_DOCUMENT EXTRACT_
--------

The team at Tindal Street Press was delighted to discover that two of 2009’s books – Tell it to the Bees by Fiona Shaw and Anthony Cartwright’s Heartland, have been chosen as books of the year in the annual literary round-up of two national newspapers.

Our own choices are below (although only one of the books was actually published in 2009). Let us know what you think, and remember to leave your own nomination for your book of the year.

Alan, Publishing Director: Peter Taylor’s In the Tennessee Country, which I discovered in an American edition on the shelves of London Review Bookshop when we did a launch there for Archie Markham. Ever since In the Miro Country and The Old Forest I’ve always loved this Southern gent’s looping and discursive family stories; the narrative voice is reflective, memorial: American Proust. When a boy travels on the funeral train bearing the body of his distinguished grandfather, in the course of the journey and its flashbacks and forward we discover all the secrets of his family’s lives.

--------

_INSTRUCTIONS TO FOLLOW_
Answer these from the books-of-the-year post:
(a) Which two books from 2009 were chosen as books of the year by two national newspapers?
(b) Where did Alan find the American edition of In the Tennessee Country?
(c) On what does the boy travel in In the Tennessee Country?
You won't need any of the rows.

--------

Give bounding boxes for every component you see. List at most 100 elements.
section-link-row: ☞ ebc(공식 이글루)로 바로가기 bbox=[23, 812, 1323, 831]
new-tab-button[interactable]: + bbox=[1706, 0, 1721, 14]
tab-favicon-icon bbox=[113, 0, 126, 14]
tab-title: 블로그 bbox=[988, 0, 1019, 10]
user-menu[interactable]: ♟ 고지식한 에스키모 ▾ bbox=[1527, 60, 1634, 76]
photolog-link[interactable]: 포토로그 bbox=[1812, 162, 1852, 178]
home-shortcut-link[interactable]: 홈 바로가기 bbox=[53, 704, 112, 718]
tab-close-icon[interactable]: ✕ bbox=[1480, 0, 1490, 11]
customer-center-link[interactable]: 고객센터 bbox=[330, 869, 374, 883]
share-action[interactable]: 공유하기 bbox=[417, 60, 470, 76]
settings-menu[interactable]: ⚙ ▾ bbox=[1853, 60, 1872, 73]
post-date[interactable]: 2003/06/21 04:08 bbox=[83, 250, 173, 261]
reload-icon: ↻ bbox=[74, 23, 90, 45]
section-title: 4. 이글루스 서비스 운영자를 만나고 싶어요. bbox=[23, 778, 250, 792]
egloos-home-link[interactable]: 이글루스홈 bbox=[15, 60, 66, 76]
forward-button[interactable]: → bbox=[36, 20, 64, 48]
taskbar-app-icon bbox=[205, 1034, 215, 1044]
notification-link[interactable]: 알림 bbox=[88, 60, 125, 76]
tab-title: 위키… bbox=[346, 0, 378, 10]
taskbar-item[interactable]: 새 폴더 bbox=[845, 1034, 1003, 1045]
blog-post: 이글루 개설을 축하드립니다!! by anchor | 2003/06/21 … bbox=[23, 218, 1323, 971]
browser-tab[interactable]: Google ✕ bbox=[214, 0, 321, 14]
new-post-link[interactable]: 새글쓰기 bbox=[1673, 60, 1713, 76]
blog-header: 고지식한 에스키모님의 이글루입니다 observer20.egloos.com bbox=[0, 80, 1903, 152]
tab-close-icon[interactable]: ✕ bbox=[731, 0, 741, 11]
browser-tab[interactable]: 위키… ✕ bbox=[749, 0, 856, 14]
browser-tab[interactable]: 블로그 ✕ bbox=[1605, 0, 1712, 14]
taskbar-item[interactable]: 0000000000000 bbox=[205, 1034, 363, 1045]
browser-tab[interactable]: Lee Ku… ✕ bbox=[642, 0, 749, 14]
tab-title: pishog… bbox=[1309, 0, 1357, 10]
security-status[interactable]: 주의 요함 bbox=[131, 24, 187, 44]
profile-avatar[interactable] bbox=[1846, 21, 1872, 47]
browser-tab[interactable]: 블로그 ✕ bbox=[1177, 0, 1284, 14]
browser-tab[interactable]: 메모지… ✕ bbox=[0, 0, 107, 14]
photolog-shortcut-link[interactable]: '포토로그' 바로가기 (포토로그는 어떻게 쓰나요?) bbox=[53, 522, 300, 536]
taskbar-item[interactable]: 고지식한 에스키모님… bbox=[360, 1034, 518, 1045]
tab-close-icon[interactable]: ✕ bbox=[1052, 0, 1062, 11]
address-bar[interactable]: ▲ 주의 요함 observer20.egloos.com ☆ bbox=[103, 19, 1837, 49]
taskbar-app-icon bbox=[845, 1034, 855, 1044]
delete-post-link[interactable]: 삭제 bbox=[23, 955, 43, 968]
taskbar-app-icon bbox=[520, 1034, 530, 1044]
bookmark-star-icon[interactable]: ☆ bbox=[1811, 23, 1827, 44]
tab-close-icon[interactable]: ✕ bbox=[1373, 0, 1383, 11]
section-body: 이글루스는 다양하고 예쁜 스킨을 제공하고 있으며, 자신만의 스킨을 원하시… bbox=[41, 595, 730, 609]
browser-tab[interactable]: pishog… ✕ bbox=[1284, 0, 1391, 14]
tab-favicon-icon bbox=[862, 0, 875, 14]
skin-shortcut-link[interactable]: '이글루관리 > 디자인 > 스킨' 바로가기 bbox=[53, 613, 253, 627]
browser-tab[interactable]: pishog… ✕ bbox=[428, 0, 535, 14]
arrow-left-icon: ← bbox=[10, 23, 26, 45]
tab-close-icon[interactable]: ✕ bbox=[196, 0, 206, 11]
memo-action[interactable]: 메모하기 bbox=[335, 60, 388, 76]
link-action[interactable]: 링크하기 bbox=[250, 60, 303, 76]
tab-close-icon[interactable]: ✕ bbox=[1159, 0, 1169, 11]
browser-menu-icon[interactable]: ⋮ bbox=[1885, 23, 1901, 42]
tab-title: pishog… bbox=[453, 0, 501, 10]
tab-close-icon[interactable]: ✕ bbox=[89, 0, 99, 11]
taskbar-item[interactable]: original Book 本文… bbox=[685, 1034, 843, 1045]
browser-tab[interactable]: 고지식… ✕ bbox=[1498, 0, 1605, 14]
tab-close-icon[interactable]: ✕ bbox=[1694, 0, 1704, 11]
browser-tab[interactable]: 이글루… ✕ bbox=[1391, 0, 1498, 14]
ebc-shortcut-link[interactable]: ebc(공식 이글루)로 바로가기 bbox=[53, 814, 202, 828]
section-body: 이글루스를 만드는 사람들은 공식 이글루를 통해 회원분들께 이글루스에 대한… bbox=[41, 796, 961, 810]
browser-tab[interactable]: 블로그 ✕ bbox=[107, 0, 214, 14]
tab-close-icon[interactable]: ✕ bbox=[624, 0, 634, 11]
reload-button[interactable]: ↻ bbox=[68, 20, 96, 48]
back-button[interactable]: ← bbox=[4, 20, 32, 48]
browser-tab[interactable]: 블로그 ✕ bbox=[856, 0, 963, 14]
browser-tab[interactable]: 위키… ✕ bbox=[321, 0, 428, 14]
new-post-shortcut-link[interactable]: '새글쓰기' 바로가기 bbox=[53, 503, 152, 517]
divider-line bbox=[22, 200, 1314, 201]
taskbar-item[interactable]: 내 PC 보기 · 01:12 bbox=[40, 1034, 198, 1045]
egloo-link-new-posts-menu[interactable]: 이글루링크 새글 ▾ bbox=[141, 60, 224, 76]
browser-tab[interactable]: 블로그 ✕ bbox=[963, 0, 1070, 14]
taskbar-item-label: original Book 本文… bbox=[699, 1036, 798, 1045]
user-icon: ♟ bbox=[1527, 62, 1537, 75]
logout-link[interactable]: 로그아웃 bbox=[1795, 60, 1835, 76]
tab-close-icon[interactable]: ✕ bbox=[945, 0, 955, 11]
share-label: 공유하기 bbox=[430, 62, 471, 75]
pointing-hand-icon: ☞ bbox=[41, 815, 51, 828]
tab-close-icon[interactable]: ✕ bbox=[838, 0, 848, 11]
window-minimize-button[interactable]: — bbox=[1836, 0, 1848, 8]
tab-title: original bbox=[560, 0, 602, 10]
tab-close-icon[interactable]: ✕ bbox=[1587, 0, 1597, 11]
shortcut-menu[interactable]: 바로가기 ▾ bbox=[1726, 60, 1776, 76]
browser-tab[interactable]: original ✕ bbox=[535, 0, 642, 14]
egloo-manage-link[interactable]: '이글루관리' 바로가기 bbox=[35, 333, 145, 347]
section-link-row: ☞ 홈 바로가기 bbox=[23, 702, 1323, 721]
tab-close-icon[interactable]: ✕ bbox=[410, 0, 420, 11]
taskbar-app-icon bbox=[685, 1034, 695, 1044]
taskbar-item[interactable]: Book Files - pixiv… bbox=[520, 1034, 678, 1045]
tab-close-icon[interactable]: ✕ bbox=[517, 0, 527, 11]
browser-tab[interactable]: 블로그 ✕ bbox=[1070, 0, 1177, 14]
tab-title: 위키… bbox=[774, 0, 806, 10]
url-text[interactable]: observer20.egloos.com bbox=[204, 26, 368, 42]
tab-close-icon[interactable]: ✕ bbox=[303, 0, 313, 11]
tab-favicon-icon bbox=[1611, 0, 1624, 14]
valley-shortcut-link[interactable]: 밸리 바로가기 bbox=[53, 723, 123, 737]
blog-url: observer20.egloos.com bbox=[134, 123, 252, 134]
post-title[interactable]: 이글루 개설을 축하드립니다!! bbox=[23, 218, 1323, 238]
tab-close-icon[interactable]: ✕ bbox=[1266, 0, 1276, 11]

--------

_OUTPUT OF THE TASK_
(a) Tell it to the Bees by Fiona Shaw and Heartland by Anthony Cartwright.
(b) On the shelves of London Review Bookshop.
(c) On the funeral train bearing the body of his distinguished grandfather.